Pull every line that holds the word "cryptool" from the entries.

Records contained in a dataset

◆ ◆ ◆ ◆ ◆

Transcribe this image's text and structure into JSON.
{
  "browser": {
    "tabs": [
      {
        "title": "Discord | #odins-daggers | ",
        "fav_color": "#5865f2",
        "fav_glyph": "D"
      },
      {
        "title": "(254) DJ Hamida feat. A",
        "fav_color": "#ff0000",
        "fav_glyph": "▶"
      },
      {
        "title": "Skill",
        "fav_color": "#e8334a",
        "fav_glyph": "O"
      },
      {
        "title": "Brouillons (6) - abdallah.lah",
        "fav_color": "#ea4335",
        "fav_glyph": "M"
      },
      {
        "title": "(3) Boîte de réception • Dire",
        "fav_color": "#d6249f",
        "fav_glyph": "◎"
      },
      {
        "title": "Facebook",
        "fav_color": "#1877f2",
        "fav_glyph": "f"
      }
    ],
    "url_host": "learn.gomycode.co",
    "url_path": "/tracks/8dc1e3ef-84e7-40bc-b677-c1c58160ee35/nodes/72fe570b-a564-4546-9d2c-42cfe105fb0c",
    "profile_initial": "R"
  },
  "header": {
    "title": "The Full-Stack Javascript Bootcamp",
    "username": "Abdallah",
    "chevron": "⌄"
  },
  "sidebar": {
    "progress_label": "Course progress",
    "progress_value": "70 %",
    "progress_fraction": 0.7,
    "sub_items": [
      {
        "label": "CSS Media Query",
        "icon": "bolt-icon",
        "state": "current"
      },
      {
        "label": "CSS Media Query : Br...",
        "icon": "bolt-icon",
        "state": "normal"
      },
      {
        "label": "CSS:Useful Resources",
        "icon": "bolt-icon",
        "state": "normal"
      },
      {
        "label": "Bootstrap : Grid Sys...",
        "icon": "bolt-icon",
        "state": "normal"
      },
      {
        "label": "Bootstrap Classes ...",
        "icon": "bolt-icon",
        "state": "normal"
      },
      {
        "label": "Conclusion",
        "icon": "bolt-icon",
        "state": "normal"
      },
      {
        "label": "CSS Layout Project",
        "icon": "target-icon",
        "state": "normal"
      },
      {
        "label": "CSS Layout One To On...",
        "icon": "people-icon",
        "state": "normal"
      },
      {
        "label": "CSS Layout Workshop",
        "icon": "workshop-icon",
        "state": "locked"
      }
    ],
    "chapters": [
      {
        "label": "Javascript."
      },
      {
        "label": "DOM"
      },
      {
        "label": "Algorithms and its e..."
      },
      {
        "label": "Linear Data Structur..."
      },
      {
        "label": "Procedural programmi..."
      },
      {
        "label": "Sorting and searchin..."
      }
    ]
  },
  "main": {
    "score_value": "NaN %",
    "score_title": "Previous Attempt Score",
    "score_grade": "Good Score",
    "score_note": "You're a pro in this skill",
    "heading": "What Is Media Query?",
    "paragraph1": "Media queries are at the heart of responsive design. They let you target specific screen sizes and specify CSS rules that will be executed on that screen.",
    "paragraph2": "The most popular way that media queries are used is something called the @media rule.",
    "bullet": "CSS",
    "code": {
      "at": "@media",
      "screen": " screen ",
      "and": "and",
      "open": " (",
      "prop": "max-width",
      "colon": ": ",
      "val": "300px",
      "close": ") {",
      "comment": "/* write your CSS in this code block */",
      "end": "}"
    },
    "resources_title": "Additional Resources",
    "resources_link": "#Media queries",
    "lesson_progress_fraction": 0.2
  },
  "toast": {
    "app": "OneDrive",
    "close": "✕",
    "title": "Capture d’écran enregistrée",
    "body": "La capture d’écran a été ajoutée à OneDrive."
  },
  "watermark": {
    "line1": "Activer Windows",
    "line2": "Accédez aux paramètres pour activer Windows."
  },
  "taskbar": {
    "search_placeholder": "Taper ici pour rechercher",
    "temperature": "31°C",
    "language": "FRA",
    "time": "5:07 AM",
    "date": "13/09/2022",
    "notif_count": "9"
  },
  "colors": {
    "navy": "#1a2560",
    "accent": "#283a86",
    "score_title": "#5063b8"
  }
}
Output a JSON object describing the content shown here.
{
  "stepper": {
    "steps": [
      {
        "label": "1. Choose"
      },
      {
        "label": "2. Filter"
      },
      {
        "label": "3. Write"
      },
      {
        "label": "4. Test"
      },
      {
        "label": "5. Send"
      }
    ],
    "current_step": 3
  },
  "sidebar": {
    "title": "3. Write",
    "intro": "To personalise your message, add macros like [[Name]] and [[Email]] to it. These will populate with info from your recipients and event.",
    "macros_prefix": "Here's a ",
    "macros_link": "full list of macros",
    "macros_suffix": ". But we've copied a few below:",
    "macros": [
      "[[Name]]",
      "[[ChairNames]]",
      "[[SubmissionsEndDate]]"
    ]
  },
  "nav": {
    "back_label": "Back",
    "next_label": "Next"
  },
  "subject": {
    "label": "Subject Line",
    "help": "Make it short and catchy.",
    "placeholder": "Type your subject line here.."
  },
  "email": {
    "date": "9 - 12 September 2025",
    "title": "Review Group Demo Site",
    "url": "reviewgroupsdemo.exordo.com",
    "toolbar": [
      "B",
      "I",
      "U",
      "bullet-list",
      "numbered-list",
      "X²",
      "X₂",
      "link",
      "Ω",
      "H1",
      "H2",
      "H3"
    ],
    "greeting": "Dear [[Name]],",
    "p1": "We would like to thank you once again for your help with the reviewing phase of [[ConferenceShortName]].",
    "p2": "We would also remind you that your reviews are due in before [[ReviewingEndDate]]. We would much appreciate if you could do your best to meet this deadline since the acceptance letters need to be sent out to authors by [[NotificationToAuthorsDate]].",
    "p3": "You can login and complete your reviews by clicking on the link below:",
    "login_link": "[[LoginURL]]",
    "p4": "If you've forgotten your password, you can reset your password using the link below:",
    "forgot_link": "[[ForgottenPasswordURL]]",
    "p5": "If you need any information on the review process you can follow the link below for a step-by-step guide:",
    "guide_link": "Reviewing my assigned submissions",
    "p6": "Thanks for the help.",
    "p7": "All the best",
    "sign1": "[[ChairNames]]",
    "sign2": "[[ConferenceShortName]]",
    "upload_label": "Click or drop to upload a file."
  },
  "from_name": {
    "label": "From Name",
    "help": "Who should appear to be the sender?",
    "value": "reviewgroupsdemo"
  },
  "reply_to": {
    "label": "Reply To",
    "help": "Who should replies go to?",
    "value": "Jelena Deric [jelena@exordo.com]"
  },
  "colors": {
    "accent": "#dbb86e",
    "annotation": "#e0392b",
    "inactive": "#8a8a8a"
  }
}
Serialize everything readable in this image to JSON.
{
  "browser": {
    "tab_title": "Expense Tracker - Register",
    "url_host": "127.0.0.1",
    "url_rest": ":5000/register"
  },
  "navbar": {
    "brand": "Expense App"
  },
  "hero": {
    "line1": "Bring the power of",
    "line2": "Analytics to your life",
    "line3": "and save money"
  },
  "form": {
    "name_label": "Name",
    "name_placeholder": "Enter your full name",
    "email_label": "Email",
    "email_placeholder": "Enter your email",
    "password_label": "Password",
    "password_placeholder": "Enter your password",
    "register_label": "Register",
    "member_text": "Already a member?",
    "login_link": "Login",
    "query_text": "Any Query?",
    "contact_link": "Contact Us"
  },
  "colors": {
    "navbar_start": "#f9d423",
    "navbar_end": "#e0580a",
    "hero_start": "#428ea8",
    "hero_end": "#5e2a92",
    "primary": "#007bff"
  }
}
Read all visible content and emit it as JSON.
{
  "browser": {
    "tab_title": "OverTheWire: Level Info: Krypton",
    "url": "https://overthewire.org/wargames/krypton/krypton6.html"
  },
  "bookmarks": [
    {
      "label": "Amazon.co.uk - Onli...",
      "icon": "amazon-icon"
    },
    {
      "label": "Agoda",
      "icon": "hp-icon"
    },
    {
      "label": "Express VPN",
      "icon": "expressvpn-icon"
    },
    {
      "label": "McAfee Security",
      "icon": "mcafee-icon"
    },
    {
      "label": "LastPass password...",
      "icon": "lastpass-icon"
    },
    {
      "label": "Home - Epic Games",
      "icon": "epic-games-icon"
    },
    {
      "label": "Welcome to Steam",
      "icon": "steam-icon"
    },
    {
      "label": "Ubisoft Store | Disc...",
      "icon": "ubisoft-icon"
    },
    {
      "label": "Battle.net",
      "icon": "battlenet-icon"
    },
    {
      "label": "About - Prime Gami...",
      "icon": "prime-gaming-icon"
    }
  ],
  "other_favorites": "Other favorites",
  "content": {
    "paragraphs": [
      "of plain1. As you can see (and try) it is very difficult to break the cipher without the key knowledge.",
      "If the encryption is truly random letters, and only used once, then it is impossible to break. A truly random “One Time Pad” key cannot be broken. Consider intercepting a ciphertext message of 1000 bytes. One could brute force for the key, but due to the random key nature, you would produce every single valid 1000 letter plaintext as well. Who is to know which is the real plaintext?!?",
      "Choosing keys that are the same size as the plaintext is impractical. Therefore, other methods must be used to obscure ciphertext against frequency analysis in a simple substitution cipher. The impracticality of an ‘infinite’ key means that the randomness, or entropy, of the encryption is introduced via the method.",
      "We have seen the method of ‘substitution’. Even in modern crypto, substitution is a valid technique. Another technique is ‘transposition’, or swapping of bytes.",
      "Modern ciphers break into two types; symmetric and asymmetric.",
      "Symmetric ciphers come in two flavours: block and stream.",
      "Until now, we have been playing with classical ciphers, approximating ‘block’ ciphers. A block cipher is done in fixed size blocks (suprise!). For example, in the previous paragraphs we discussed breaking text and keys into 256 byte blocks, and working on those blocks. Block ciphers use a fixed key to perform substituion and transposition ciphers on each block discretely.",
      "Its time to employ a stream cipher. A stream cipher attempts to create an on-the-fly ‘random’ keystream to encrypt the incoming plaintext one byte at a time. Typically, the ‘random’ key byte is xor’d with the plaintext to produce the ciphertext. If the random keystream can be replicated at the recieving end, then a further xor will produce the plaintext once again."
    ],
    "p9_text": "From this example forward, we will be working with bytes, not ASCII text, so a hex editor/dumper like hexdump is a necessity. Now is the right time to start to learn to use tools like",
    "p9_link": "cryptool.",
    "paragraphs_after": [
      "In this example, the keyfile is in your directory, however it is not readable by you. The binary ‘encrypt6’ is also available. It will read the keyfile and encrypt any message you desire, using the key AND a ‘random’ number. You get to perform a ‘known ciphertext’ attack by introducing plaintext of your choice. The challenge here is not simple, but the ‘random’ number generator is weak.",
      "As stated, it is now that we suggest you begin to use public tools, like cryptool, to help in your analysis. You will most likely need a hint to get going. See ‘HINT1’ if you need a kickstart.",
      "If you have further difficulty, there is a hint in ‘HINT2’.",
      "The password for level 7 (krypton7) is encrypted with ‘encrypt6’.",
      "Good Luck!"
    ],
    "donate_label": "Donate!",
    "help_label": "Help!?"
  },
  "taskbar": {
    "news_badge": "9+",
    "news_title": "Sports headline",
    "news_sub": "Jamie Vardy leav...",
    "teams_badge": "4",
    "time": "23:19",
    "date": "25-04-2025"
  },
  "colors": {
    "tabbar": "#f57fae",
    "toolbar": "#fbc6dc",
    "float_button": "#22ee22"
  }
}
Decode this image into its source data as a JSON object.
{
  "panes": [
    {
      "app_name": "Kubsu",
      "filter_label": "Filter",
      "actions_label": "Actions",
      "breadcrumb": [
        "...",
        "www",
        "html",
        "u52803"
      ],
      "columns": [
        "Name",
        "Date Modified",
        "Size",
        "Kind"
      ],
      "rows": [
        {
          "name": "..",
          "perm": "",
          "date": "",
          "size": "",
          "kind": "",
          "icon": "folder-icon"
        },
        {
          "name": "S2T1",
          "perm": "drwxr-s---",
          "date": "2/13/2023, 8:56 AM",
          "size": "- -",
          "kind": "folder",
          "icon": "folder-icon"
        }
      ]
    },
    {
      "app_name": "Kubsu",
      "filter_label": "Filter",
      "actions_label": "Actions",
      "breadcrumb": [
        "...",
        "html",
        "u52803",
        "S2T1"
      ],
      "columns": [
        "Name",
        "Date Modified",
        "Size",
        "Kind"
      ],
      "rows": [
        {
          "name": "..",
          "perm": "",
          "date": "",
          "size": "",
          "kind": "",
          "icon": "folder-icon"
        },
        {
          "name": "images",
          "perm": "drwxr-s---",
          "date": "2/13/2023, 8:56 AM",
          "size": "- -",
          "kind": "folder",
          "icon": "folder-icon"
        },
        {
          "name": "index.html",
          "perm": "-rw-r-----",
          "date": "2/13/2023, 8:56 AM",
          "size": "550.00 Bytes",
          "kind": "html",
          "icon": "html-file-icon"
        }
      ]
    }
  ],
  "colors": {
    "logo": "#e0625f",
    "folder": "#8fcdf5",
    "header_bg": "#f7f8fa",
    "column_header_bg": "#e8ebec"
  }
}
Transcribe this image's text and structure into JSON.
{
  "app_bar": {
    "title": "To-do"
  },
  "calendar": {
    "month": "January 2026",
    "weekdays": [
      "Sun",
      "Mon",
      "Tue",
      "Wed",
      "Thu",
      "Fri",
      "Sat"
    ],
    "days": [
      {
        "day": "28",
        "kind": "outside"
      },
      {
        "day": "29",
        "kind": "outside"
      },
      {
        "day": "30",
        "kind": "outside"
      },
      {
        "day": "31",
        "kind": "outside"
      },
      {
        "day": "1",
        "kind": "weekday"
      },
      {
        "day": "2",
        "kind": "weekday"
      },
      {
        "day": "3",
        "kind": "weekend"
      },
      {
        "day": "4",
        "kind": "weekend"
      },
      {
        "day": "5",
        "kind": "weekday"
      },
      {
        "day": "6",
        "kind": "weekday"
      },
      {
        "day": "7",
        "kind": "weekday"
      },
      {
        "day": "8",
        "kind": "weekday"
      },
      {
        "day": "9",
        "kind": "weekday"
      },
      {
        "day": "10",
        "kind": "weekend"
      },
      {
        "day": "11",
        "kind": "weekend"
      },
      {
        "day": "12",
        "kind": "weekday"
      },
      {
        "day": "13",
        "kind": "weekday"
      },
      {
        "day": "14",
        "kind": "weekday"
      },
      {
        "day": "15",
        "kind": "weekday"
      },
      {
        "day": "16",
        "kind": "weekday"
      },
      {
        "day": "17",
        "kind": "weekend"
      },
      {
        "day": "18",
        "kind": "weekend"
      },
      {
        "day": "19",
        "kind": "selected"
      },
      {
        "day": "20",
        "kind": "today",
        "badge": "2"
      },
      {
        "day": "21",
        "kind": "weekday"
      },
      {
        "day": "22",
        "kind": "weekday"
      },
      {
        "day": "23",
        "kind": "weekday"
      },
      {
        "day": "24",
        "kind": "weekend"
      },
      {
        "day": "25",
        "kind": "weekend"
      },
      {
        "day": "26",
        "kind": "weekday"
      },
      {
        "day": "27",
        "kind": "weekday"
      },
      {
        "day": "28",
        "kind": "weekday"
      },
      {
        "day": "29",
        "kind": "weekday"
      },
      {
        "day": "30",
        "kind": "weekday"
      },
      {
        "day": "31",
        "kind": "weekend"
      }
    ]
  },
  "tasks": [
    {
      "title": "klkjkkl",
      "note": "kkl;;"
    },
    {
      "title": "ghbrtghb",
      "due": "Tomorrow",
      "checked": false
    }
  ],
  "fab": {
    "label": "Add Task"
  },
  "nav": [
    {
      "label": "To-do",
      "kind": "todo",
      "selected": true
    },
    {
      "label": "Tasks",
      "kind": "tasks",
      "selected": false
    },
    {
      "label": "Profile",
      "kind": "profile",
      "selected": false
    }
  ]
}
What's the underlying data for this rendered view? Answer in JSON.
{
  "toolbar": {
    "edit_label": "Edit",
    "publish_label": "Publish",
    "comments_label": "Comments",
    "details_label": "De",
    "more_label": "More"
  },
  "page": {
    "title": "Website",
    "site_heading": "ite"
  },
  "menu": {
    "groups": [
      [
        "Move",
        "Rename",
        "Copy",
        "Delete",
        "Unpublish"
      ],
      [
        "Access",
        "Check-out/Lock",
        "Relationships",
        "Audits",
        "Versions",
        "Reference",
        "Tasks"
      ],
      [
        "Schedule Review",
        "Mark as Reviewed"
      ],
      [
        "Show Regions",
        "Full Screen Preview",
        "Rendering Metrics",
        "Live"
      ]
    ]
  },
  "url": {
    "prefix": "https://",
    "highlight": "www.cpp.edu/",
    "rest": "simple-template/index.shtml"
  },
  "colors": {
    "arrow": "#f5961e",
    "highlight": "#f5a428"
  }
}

◆ ◆ ◆ ◆ ◆

RESULT FOR THIS TASK
    "p9_link": "cryptool.",
      "As stated, it is now that we suggest you begin to use public tools, like cryptool, to help in your analysis. You will most likely need a hint to get going. See ‘HINT1’ if you need a kickstart.",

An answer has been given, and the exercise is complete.